__STATED GOAL__. Below you will find a set of lines. Repeat them all exactly.

__EXTRACTED INFORMATION__.

▬▬▬▬▬▬

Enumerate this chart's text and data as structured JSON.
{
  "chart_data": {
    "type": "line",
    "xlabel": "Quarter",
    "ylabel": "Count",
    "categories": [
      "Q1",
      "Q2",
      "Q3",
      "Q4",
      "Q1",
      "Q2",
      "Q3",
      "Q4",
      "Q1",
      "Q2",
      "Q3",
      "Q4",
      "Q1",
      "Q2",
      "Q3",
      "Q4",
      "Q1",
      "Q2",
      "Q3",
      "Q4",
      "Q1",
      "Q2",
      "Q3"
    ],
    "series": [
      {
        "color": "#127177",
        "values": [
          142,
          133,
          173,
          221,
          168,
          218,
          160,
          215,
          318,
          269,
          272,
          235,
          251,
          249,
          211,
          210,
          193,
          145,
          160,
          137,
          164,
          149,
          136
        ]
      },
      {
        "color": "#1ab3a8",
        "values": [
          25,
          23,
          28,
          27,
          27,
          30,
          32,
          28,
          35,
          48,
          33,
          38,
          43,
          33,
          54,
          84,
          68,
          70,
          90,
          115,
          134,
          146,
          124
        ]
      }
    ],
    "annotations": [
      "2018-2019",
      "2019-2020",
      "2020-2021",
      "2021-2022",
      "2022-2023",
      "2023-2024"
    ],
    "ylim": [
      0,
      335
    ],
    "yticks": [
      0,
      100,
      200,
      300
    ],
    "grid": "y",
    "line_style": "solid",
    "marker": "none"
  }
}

▬▬▬▬▬▬

__THE COMPLETED TASK__.
Enumerate this chart's text and data as structured JSON.
{
  "chart_data": {
    "type": "line",
    "xlabel": "Quarter",
    "ylabel": "Count",
    "categories": [
      "Q1",
      "Q2",
      "Q3",
      "Q4",
      "Q1",
      "Q2",
      "Q3",
      "Q4",
      "Q1",
      "Q2",
      "Q3",
      "Q4",
      "Q1",
      "Q2",
      "Q3",
      "Q4",
      "Q1",
      "Q2",
      "Q3",
      "Q4",
      "Q1",
      "Q2",
      "Q3"
    ],
    "series": [
      {
        "color": "#127177",
        "values": [
          142,
          133,
          173,
          221,
          168,
          218,
          160,
          215,
          318,
          269,
          272,
          235,
          251,
          249,
          211,
          210,
          193,
          145,
          160,
          137,
          164,
          149,
          136
        ]
      },
      {
        "color": "#1ab3a8",
        "values": [
          25,
          23,
          28,
          27,
          27,
          30,
          32,
          28,
          35,
          48,
          33,
          38,
          43,
          33,
          54,
          84,
          68,
          70,
          90,
          115,
          134,
          146,
          124
        ]
      }
    ],
    "annotations": [
      "2018-2019",
      "2019-2020",
      "2020-2021",
      "2021-2022",
      "2022-2023",
      "2023-2024"
    ],
    "ylim": [
      0,
      335
    ],
    "yticks": [
      0,
      100,
      200,
      300
    ],
    "grid": "y",
    "line_style": "solid",
    "marker": "none"
  }
}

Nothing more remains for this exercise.